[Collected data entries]
_ _ _
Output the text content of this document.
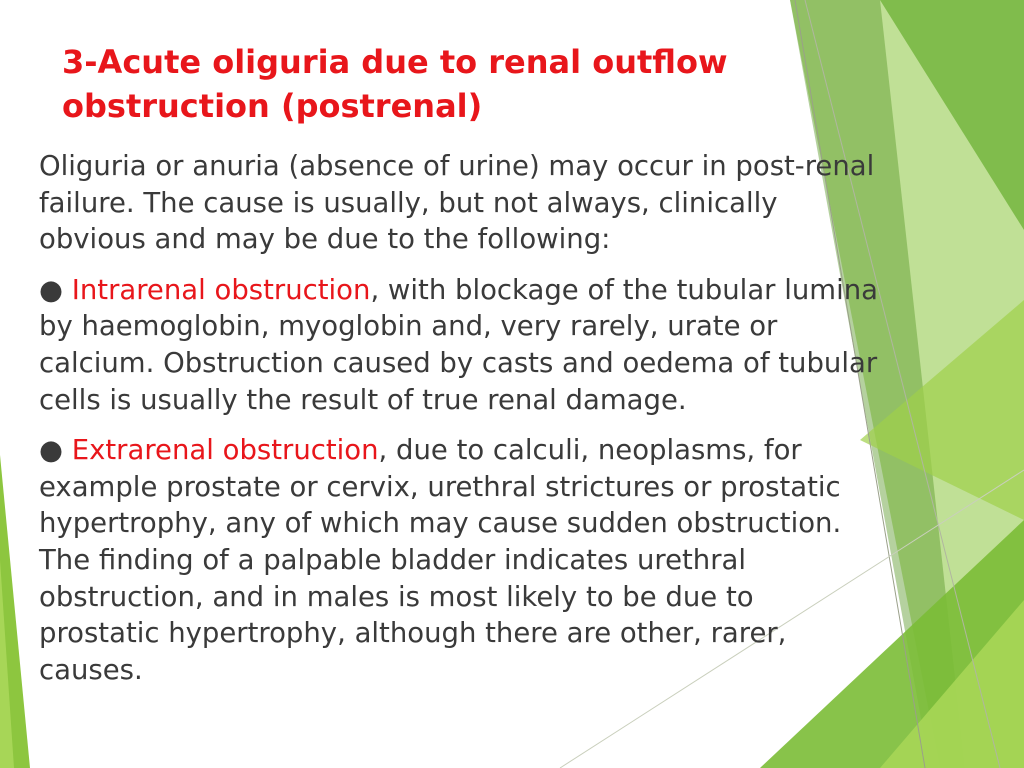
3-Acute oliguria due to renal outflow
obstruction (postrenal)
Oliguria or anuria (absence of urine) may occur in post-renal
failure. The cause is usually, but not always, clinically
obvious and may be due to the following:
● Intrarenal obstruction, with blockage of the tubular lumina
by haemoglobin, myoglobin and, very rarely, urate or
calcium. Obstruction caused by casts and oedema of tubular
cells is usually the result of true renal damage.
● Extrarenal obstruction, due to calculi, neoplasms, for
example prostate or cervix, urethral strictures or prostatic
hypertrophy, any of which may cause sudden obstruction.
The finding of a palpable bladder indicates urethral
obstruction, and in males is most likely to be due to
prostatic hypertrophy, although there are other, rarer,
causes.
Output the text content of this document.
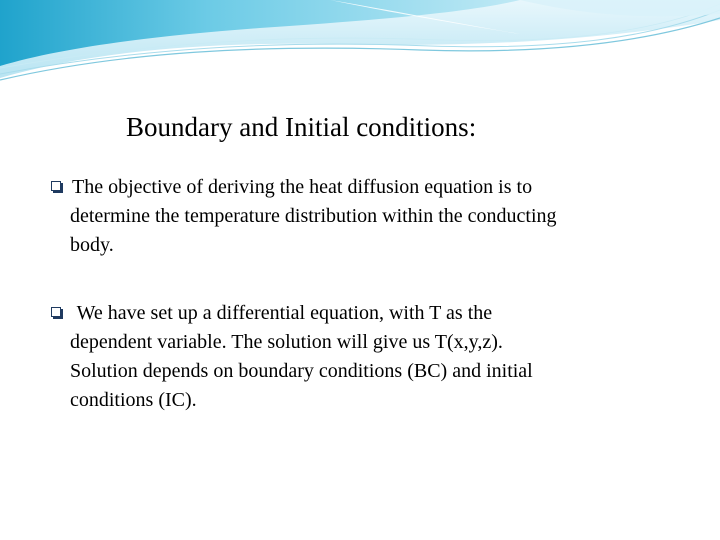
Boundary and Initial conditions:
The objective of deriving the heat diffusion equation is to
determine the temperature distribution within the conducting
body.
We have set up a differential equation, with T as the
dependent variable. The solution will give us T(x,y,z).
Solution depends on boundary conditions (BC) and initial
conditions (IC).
_ _ _
*Task requirements:*
Reproduce the material above verbatim; omit every picture.

*Result of the task:*
Output the text content of this document.
3-Acute oliguria due to renal outflow
obstruction (postrenal)
Oliguria or anuria (absence of urine) may occur in post-renal
failure. The cause is usually, but not always, clinically
obvious and may be due to the following:
● Intrarenal obstruction, with blockage of the tubular lumina
by haemoglobin, myoglobin and, very rarely, urate or
calcium. Obstruction caused by casts and oedema of tubular
cells is usually the result of true renal damage.
● Extrarenal obstruction, due to calculi, neoplasms, for
example prostate or cervix, urethral strictures or prostatic
hypertrophy, any of which may cause sudden obstruction.
The finding of a palpable bladder indicates urethral
obstruction, and in males is most likely to be due to
prostatic hypertrophy, although there are other, rarer,
causes.
Output the text content of this document.
Boundary and Initial conditions:
The objective of deriving the heat diffusion equation is to
determine the temperature distribution within the conducting
body.
We have set up a differential equation, with T as the
dependent variable. The solution will give us T(x,y,z).
Solution depends on boundary conditions (BC) and initial
conditions (IC).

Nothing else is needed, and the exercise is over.